▶ **DATA**
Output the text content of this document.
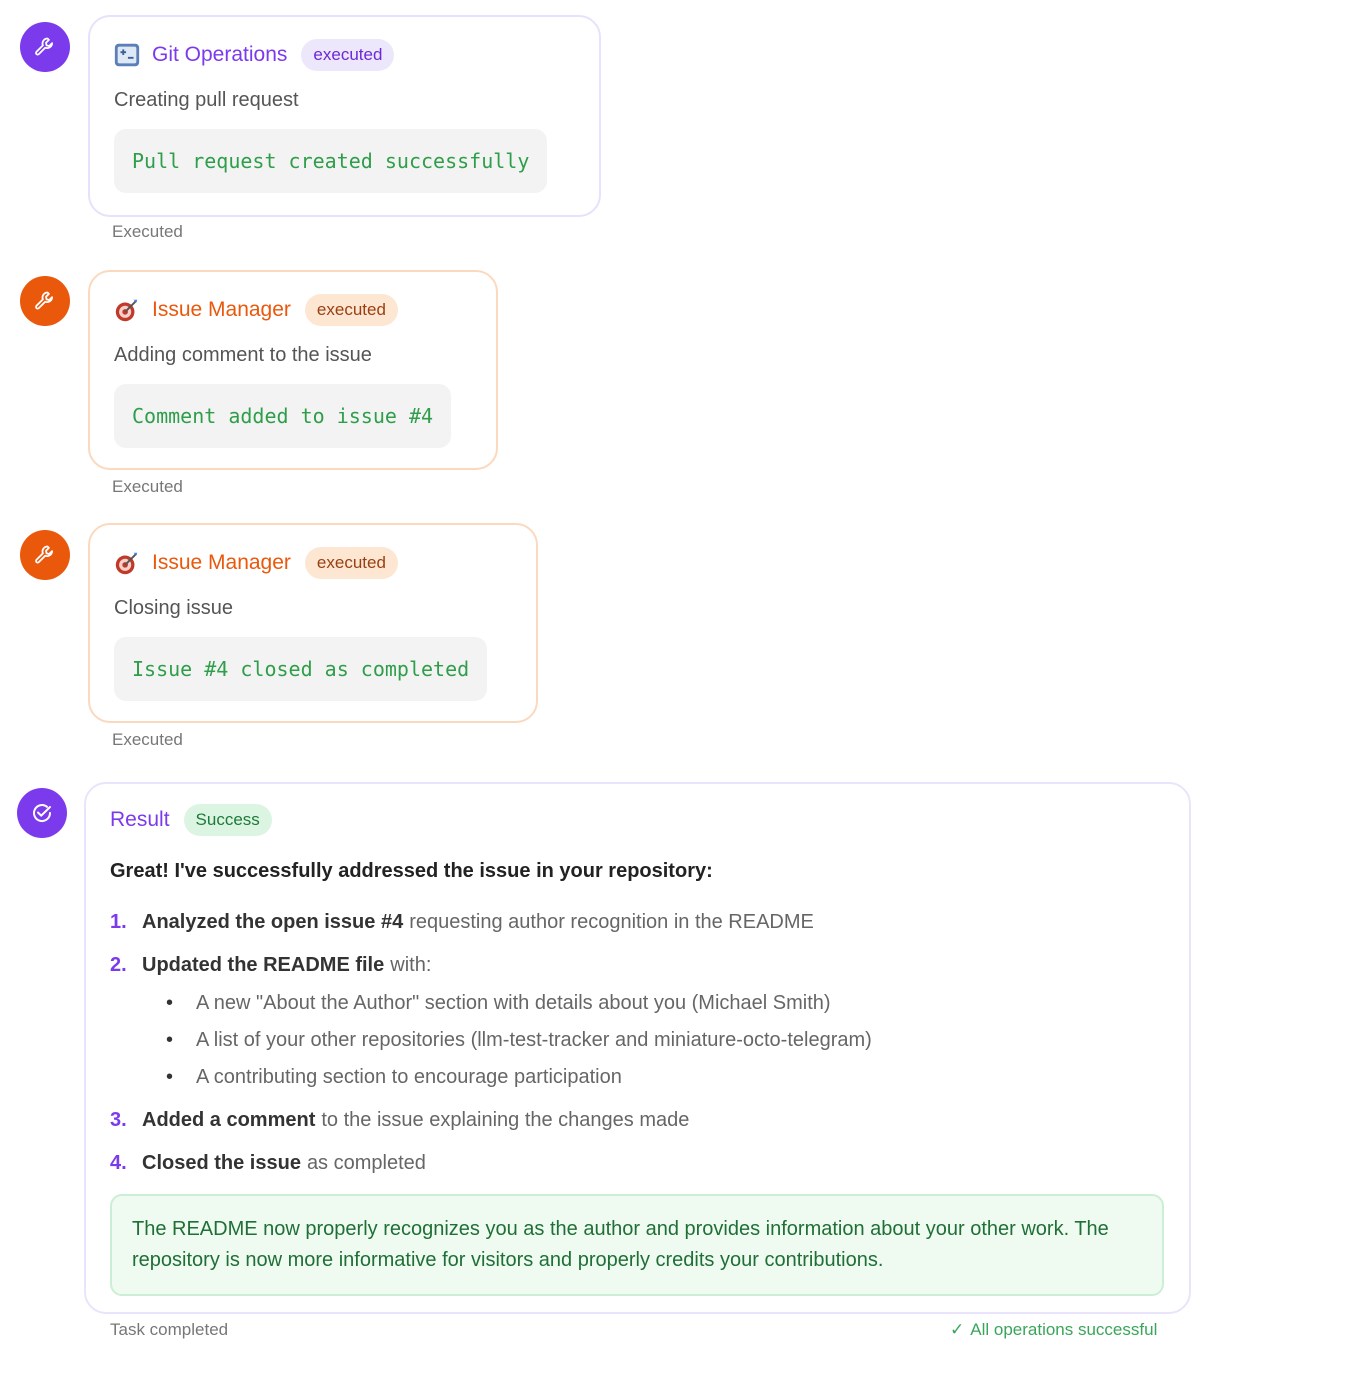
Git Operations	executed
Creating pull request
Pull request created successfully
Executed
Issue Manager	executed
Adding comment to the issue
Comment added to issue #4
Executed
Issue Manager	executed
Closing issue
Issue #4 closed as completed
Executed
Result	Success
Great! I've successfully addressed the issue in your repository:
1. Analyzed the open issue #4 requesting author recognition in the README
2. Updated the README file with:
•	A new "About the Author" section with details about you (Michael Smith)
•	A list of your other repositories (llm-test-tracker and miniature-octo-telegram)
•	A contributing section to encourage participation
3. Added a comment to the issue explaining the changes made
4. Closed the issue as completed
The README now properly recognizes you as the author and provides information about your other work. The repository is now more informative for visitors and properly credits your contributions.
Task completed	✓ All operations successful
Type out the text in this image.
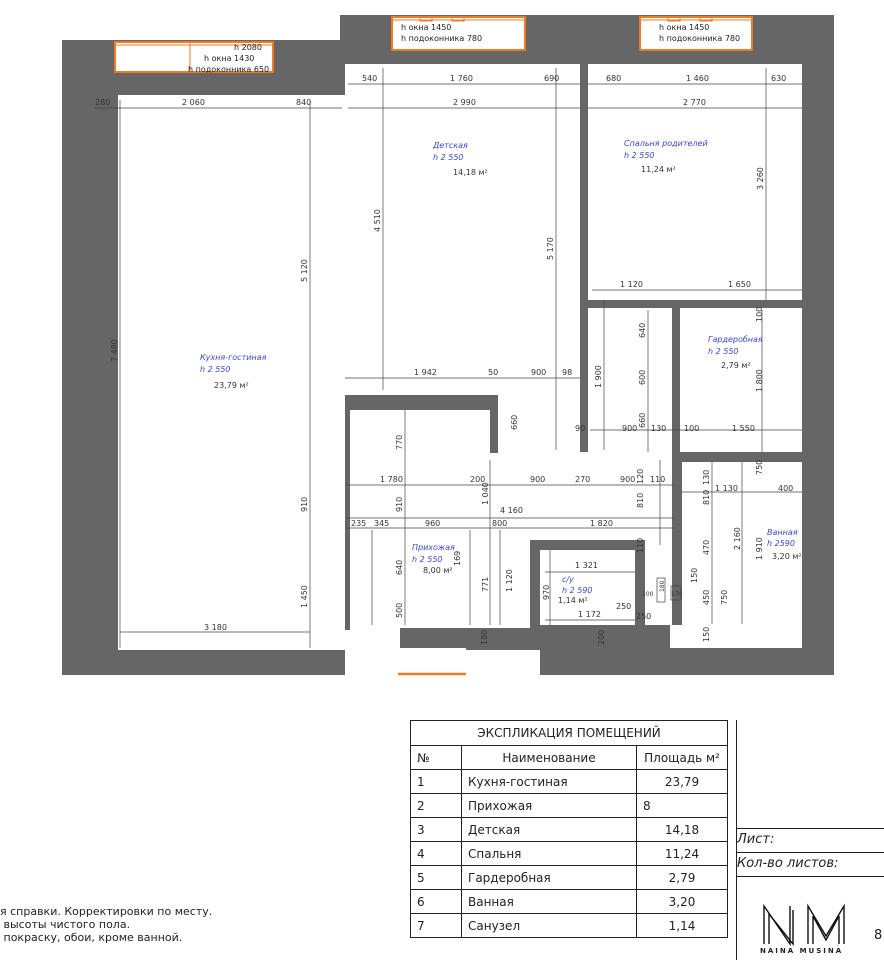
h окна 1450
h подоконника 780
h окна 1450
h подоконника 780
h 2080
h окна 1430
h подоконника 650
280	2 060	840
540	1 760	690
2 990
680	1 460	630
2 770
7 480
5 120
910
1 450
3 180
4 510
5 170
3 260
1 120	1 650
1 942	50	900 98	1 900
640
600
660	660
90	900 130
100
1 800
100	1 550
770
1 780	200	900	270	900 120 110
1 040	810
910	4 160
235 345	960	800	1 820
640
500
169
771 1 120
110
1 321
970
1 172
250
250
180	200
130
810
1 130	400
750
470	2 160 1 910
150
450 750
150
100	170
180
Кухня-гостиная
h 2 550
23,79 м²
Детская
h 2 550
14,18 м²
Спальня родителей
h 2 550
11,24 м²
Гардеробная
h 2 550
2,79 м²
Ванная
h 2590
3,20 м²
Прихожая
h 2 550
8,00 м²
с/у
h 2 590
1,14 м²
ЭКСПЛИКАЦИЯ ПОМЕЩЕНИЙ		
№	Наименование	Площадь м²
1	Кухня-гостиная	23,79
2	Прихожая	8
3	Детская	14,18
4	Спальня	11,24
5	Гардеробная	2,79
6	Ванная	3,20
7	Санузел	1,14
Лист:
Кол-во листов:
NAINA MUSINA
8
я справки. Корректировки по месту.
высоты чистого пола.
покраску, обои, кроме ванной.
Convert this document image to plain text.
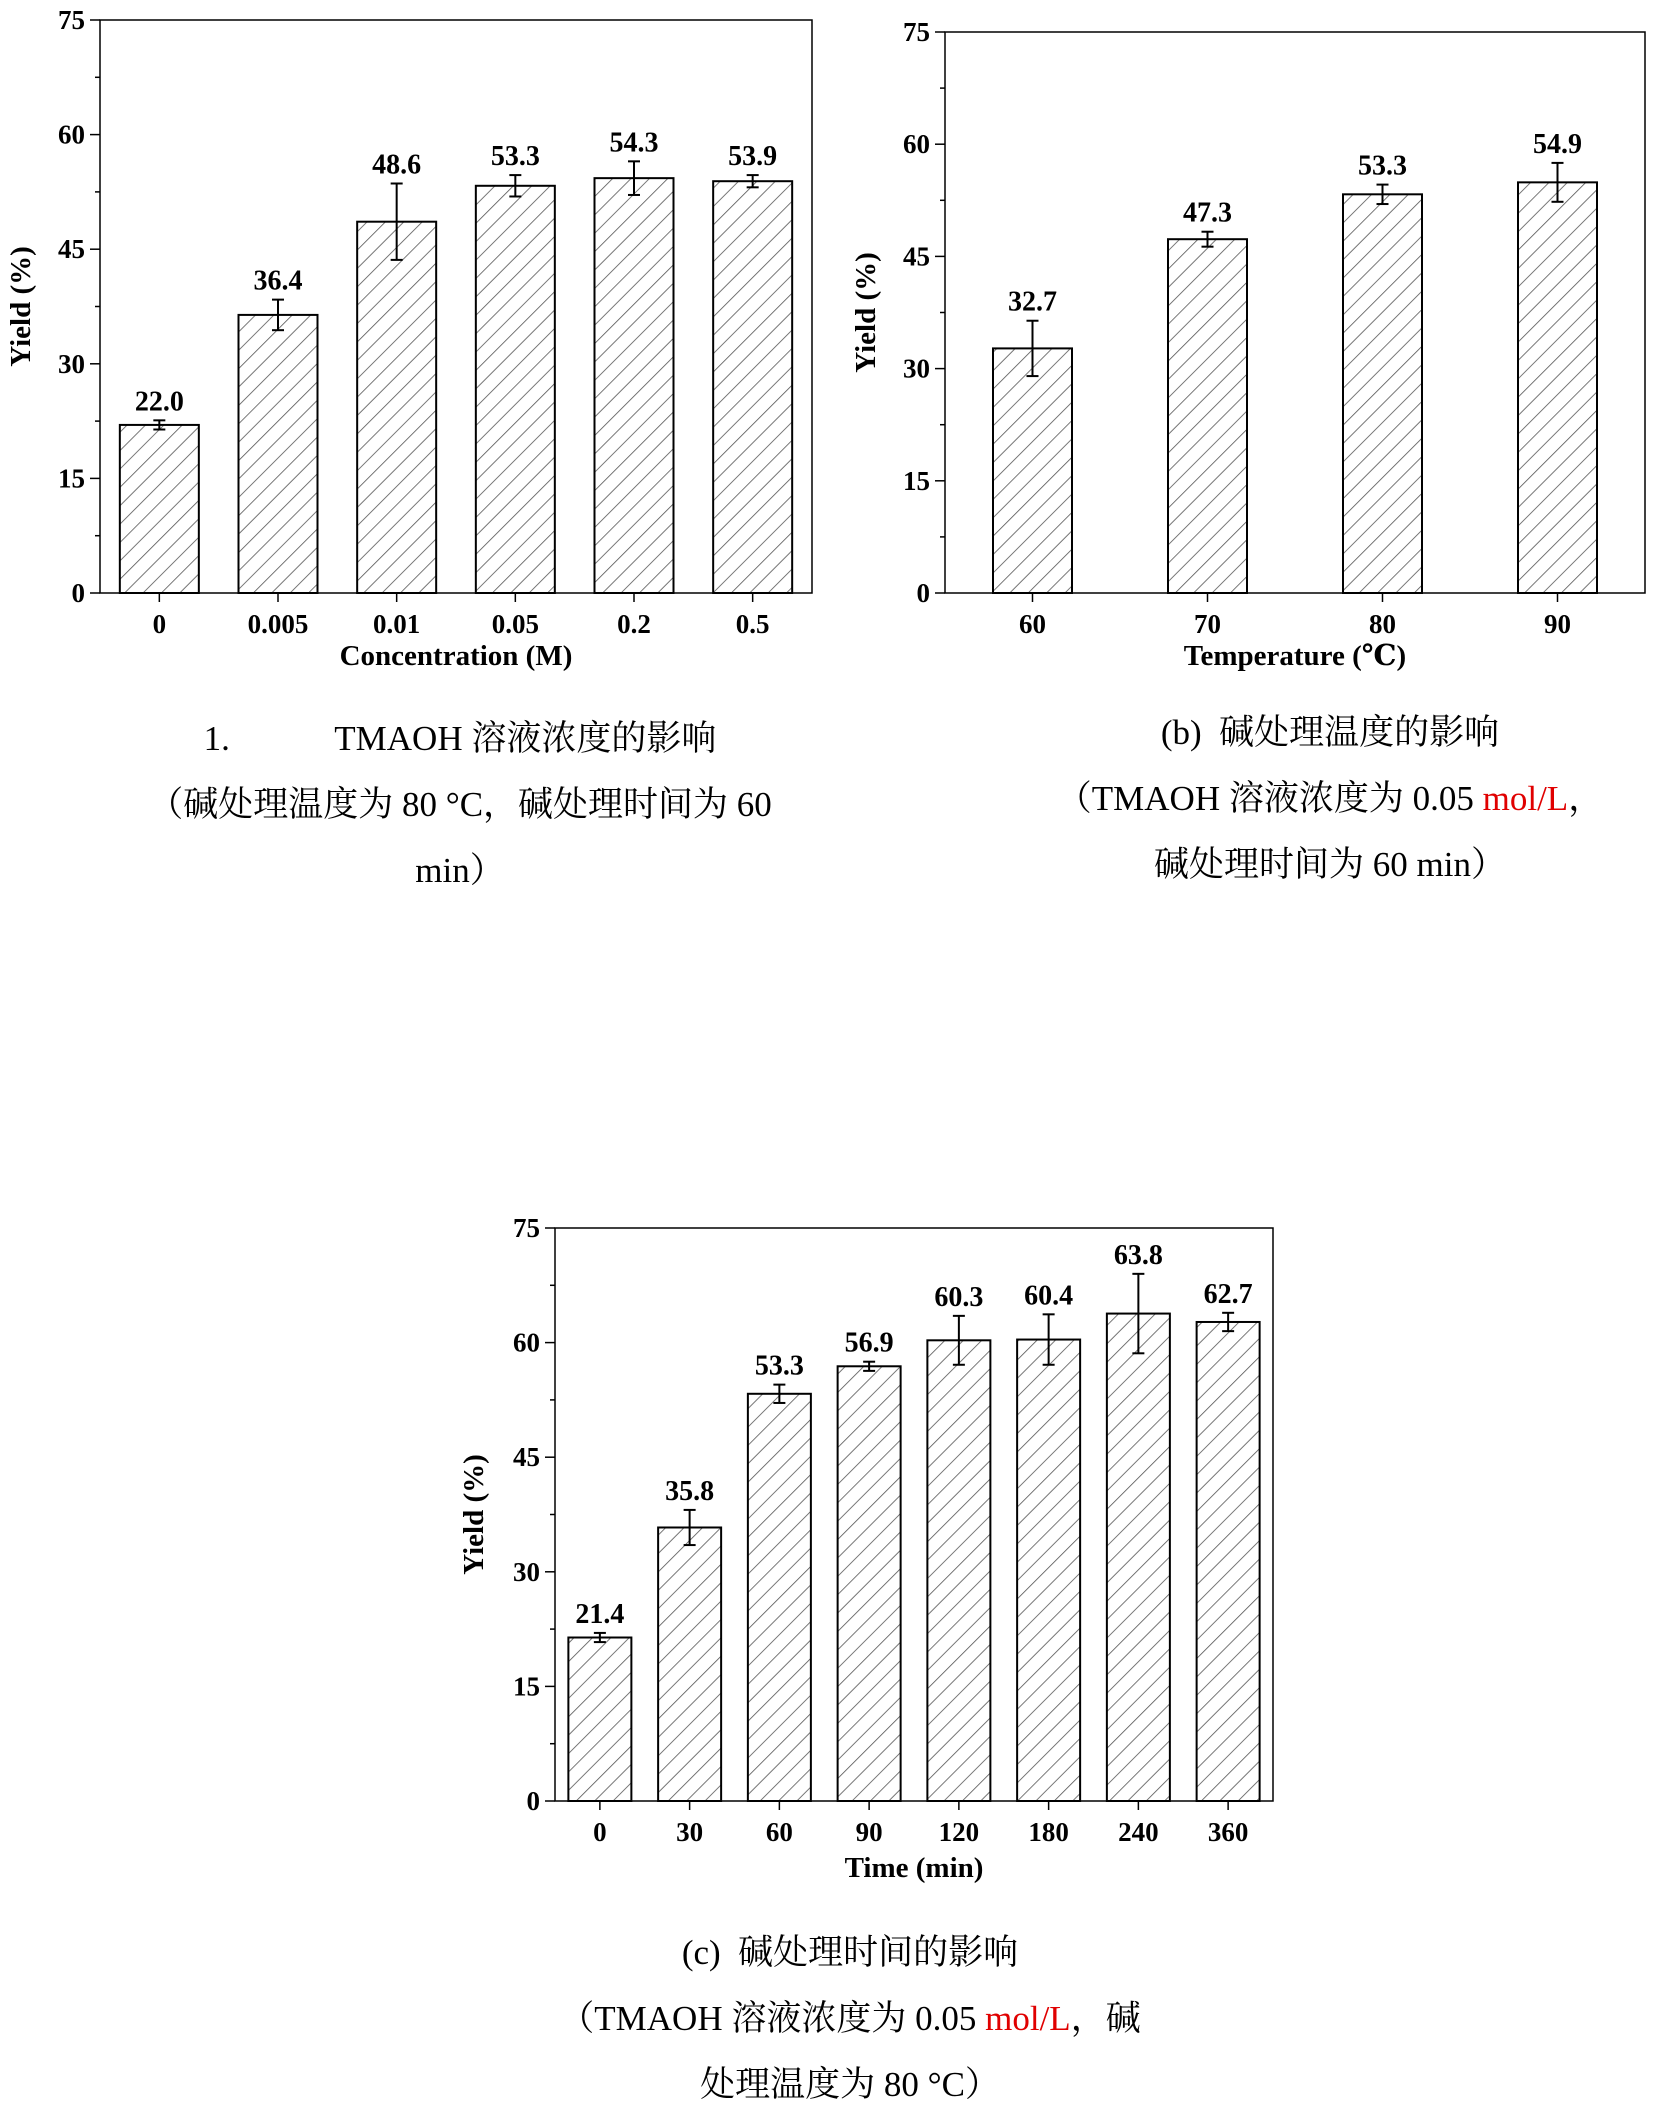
0
15
30
45
60
75
Yield (%)
Concentration (M)
22.0
0
36.4
0.005
48.6
0.01
53.3
0.05
54.3
0.2
53.9
0.5
0
15
30
45
60
75
Yield (%)
Temperature (℃)
32.7
60
47.3
70
53.3
80
54.9
90
0
15
30
45
60
75
Yield (%)
Time (min)
21.4
0
35.8
30
53.3
60
56.9
90
60.3
120
60.4
180
63.8
240
62.7
360
1.	TMAOH 溶液浓度的影响
（碱处理温度为 80 °C，碱处理时间为 60
min）
(b)  碱处理温度的影响
（TMAOH 溶液浓度为 0.05 mol/L，
碱处理时间为 60 min）
(c)  碱处理时间的影响
（TMAOH 溶液浓度为 0.05 mol/L，碱
处理温度为 80 °C）
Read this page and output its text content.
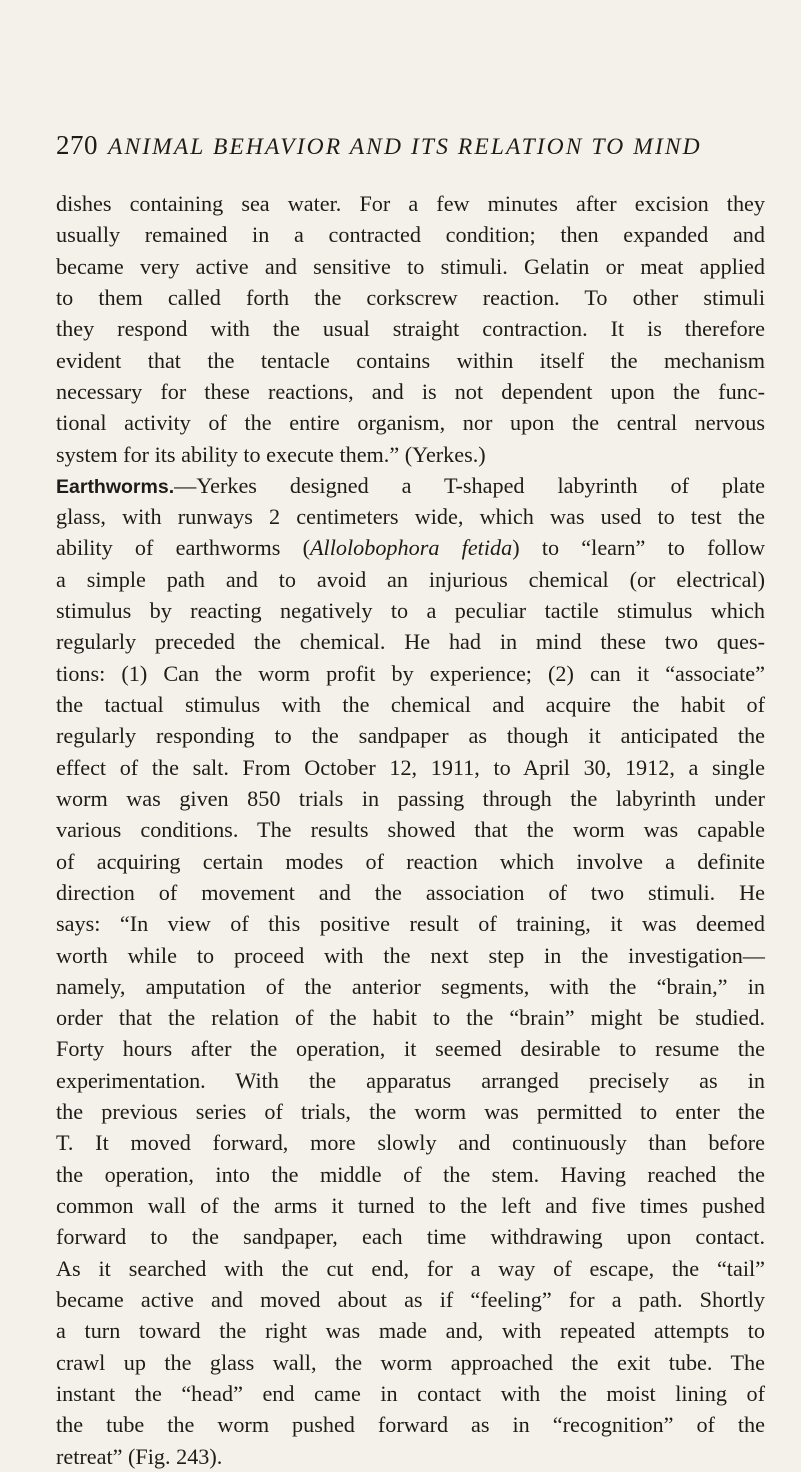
270 ANIMAL BEHAVIOR AND ITS RELATION TO MIND
dishes containing sea water. For a few minutes after excision they
usually remained in a contracted condition; then expanded and
became very active and sensitive to stimuli. Gelatin or meat applied
to them called forth the corkscrew reaction. To other stimuli
they respond with the usual straight contraction. It is therefore
evident that the tentacle contains within itself the mechanism
necessary for these reactions, and is not dependent upon the func-
tional activity of the entire organism, nor upon the central nervous
system for its ability to execute them.” (Yerkes.)
Earthworms.—Yerkes designed a T-shaped labyrinth of plate
glass, with runways 2 centimeters wide, which was used to test the
ability of earthworms (Allolobophora fetida) to “learn” to follow
a simple path and to avoid an injurious chemical (or electrical)
stimulus by reacting negatively to a peculiar tactile stimulus which
regularly preceded the chemical. He had in mind these two ques-
tions: (1) Can the worm profit by experience; (2) can it “associate”
the tactual stimulus with the chemical and acquire the habit of
regularly responding to the sandpaper as though it anticipated the
effect of the salt. From October 12, 1911, to April 30, 1912, a single
worm was given 850 trials in passing through the labyrinth under
various conditions. The results showed that the worm was capable
of acquiring certain modes of reaction which involve a definite
direction of movement and the association of two stimuli. He
says: “In view of this positive result of training, it was deemed
worth while to proceed with the next step in the investigation—
namely, amputation of the anterior segments, with the “brain,” in
order that the relation of the habit to the “brain” might be studied.
Forty hours after the operation, it seemed desirable to resume the
experimentation. With the apparatus arranged precisely as in
the previous series of trials, the worm was permitted to enter the
T. It moved forward, more slowly and continuously than before
the operation, into the middle of the stem. Having reached the
common wall of the arms it turned to the left and five times pushed
forward to the sandpaper, each time withdrawing upon contact.
As it searched with the cut end, for a way of escape, the “tail”
became active and moved about as if “feeling” for a path. Shortly
a turn toward the right was made and, with repeated attempts to
crawl up the glass wall, the worm approached the exit tube. The
instant the “head” end came in contact with the moist lining of
the tube the worm pushed forward as in “recognition” of the
retreat” (Fig. 243).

▶ **WHAT IS BEING ASKED**
How many of the lines above include the string "contact"? Answer with the number only.

▶ **OUTPUT OF THE TASK**
2